# Directive:
Rewrite the stretch of material from the start through the line that contains "table-body: Australasia Australia", replacing "component" with "element" and keeping every other character the same.

Unprocessed records
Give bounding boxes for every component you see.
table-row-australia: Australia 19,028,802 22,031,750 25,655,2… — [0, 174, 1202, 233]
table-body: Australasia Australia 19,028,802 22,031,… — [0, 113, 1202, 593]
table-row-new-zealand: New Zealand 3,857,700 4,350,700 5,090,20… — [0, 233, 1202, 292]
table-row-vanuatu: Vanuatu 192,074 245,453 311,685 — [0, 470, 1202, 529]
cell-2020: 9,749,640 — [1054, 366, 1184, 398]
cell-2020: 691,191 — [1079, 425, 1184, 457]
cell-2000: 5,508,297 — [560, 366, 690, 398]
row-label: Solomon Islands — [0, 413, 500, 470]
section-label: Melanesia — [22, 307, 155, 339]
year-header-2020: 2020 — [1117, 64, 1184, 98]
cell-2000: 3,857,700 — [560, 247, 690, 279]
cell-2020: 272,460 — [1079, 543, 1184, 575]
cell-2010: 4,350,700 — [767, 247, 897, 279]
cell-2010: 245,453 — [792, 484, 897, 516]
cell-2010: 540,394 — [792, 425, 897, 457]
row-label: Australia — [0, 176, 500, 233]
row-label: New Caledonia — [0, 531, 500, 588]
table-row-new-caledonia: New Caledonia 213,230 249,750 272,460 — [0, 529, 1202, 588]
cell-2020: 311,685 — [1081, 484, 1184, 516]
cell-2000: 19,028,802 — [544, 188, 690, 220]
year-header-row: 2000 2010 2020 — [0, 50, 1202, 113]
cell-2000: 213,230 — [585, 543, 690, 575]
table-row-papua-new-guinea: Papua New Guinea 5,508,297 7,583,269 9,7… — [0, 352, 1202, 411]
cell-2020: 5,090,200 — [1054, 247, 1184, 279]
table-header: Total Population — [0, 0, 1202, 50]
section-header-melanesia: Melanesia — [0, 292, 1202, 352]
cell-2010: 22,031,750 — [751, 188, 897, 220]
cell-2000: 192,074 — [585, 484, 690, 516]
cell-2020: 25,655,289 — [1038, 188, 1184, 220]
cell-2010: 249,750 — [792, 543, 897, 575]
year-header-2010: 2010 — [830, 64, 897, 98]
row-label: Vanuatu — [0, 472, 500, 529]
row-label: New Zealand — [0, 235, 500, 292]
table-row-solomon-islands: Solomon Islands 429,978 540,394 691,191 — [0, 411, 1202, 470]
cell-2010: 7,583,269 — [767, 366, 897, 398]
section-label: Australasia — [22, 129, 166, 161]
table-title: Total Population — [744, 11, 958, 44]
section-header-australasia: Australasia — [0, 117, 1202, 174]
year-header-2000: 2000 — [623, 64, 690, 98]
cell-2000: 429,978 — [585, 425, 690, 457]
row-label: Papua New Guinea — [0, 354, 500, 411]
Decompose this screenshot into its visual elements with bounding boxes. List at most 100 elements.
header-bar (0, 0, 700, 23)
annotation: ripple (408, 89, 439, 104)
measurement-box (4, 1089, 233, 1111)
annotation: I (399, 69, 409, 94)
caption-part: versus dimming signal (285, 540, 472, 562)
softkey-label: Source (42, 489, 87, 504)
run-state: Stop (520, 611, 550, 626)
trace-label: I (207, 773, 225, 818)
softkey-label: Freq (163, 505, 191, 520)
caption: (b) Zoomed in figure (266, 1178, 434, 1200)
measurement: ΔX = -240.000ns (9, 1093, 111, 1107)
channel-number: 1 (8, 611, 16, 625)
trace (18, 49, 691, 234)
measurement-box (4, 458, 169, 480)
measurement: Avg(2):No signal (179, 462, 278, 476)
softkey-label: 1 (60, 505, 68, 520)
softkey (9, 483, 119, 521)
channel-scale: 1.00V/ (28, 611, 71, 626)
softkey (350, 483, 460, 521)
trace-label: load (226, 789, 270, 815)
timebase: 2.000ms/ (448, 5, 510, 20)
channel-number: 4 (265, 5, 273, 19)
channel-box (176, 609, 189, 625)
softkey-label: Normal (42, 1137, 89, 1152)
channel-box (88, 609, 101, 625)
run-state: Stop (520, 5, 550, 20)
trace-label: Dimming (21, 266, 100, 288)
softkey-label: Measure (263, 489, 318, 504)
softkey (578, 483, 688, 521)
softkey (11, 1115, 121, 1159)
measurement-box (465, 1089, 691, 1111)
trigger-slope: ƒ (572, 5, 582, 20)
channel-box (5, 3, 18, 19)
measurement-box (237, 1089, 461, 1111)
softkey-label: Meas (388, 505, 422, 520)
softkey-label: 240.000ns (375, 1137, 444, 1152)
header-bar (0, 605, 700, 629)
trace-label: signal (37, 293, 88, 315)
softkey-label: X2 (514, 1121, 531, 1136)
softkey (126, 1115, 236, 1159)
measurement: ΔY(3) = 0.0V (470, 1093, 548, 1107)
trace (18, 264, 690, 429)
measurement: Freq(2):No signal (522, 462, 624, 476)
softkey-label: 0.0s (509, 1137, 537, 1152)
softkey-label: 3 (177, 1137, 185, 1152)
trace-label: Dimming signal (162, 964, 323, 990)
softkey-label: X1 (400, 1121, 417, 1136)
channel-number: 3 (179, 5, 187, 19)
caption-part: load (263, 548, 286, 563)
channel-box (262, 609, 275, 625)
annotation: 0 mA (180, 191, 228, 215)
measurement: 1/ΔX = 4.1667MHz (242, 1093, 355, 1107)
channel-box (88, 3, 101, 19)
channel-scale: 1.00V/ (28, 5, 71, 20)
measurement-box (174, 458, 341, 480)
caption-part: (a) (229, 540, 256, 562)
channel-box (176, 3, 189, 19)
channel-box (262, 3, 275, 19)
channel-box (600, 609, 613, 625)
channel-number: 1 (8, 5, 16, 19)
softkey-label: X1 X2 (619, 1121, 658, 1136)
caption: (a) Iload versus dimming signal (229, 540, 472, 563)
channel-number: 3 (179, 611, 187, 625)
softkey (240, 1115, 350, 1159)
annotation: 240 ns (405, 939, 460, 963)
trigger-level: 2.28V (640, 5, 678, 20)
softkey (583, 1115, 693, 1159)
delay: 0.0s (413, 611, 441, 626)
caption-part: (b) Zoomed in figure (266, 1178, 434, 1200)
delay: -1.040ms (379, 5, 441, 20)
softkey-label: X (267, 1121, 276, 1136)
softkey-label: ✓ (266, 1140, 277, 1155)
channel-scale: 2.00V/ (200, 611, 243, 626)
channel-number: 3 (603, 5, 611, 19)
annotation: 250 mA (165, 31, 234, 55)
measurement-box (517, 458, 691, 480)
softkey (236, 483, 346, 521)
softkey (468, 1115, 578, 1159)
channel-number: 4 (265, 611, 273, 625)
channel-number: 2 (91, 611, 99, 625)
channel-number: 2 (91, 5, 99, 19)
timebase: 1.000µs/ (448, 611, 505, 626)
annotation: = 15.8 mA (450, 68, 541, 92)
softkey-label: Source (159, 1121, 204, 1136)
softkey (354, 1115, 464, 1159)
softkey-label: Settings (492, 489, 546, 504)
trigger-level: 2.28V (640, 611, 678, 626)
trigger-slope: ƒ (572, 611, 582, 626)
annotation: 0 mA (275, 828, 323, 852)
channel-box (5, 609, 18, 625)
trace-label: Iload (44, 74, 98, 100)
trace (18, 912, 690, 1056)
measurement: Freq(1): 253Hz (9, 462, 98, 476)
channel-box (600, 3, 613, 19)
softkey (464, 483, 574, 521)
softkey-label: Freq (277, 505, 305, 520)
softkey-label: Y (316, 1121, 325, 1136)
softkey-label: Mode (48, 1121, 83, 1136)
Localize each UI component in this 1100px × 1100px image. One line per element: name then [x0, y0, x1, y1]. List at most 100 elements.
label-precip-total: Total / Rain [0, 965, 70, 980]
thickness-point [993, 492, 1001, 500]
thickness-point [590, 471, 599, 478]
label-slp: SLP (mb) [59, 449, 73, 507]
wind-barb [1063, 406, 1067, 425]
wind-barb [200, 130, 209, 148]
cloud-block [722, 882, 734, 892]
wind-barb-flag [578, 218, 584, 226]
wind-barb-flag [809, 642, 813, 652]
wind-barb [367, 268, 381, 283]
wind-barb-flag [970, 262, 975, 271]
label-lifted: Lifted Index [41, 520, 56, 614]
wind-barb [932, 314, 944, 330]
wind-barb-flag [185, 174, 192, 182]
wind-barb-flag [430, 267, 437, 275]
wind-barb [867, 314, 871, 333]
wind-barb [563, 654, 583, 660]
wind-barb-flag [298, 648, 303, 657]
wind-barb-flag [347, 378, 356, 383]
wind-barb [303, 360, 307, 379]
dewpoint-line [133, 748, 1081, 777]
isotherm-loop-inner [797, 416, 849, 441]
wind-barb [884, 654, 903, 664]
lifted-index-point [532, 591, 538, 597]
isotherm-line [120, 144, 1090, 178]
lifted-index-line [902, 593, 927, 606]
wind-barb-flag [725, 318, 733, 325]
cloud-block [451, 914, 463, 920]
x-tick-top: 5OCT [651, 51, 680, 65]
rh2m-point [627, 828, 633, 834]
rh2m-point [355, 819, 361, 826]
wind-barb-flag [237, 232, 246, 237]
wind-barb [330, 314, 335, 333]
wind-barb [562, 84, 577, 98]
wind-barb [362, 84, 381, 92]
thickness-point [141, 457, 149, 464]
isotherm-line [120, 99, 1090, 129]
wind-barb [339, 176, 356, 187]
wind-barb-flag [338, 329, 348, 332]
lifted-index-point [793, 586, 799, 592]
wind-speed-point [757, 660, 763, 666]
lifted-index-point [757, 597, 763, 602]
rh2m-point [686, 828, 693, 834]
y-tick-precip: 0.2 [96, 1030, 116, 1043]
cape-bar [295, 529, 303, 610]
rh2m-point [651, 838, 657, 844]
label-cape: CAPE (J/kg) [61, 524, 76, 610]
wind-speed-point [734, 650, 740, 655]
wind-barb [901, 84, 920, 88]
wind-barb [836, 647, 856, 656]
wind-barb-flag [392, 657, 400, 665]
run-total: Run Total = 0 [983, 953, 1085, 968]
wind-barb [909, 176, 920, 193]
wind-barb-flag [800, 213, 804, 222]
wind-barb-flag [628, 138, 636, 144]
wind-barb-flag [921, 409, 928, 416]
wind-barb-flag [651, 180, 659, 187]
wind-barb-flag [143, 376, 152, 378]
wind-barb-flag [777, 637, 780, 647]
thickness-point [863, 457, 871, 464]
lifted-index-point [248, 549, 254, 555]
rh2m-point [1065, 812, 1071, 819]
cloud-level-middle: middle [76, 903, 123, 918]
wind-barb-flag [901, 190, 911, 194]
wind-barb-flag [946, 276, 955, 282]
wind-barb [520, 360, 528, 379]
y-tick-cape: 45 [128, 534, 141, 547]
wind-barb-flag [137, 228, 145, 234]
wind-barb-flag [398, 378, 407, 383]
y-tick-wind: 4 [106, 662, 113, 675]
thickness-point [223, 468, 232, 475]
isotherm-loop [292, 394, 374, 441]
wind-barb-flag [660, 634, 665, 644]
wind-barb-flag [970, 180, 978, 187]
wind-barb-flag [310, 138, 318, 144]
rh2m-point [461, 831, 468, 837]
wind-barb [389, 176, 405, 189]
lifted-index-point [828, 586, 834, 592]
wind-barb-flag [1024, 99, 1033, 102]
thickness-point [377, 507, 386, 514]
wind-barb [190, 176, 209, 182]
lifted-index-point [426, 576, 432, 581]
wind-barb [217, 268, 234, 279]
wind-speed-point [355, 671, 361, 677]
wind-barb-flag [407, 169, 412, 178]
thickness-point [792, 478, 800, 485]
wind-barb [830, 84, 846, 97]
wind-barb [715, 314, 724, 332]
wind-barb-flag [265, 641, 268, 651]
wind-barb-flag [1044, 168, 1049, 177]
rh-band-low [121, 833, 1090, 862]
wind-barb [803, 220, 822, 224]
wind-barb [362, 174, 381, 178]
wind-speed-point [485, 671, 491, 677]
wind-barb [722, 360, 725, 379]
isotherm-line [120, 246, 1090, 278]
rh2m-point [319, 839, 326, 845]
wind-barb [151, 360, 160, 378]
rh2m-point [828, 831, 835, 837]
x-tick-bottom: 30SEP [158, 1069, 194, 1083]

# Response to this exercise:
Give bounding boxes for every element you see.
table-row-australia: Australia 19,028,802 22,031,750 25,655,2… — [0, 174, 1202, 233]
table-body: Australasia Australia 19,028,802 22,031,… — [0, 113, 1202, 593]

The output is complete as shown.